Copy each line holding the string "screenshot".
##########
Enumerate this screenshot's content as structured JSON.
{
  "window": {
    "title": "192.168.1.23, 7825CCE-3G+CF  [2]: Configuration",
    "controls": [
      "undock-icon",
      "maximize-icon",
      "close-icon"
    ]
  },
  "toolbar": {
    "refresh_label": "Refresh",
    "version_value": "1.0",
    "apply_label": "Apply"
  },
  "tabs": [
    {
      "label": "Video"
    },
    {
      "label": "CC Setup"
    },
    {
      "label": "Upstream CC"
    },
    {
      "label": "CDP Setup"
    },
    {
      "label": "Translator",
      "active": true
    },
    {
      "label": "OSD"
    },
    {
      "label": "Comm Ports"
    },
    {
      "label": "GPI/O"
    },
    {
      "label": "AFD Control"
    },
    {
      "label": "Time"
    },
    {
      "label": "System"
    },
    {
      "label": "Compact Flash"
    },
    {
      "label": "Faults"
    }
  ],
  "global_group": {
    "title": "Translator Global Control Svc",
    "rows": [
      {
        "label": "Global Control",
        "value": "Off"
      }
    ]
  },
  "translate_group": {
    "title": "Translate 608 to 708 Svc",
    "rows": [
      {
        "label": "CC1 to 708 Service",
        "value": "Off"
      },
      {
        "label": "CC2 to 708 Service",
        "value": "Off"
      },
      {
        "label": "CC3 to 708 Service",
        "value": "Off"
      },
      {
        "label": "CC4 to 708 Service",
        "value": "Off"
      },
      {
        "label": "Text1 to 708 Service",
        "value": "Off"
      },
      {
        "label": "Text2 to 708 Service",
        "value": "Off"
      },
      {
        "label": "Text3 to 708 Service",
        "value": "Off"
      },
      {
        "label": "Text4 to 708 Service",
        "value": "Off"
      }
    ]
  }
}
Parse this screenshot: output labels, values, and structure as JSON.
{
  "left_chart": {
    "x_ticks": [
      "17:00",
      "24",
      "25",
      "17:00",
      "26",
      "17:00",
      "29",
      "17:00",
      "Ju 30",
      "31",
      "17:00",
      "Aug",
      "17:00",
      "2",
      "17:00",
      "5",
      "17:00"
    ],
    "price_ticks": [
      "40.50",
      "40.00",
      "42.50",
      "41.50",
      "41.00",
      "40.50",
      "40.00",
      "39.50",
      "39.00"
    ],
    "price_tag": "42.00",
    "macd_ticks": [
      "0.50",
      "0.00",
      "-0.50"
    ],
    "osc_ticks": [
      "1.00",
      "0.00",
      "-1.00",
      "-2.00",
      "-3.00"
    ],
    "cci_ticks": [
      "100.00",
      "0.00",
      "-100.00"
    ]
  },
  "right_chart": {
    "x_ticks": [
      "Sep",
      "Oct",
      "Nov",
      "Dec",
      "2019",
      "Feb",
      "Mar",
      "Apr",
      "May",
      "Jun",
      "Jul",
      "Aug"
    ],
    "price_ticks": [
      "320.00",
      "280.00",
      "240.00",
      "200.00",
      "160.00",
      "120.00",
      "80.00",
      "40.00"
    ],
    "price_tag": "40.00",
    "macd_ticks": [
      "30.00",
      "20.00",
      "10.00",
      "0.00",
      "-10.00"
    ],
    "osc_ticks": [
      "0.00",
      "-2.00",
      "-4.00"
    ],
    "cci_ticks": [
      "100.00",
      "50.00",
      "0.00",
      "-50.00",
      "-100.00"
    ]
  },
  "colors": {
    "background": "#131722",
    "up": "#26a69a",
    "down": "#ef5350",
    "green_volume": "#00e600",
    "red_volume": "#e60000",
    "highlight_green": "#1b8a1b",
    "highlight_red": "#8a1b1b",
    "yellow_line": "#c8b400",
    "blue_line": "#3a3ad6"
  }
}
##########
Solution –
Enumerate this screenshot's content as structured JSON.
Parse this screenshot: output labels, values, and structure as JSON.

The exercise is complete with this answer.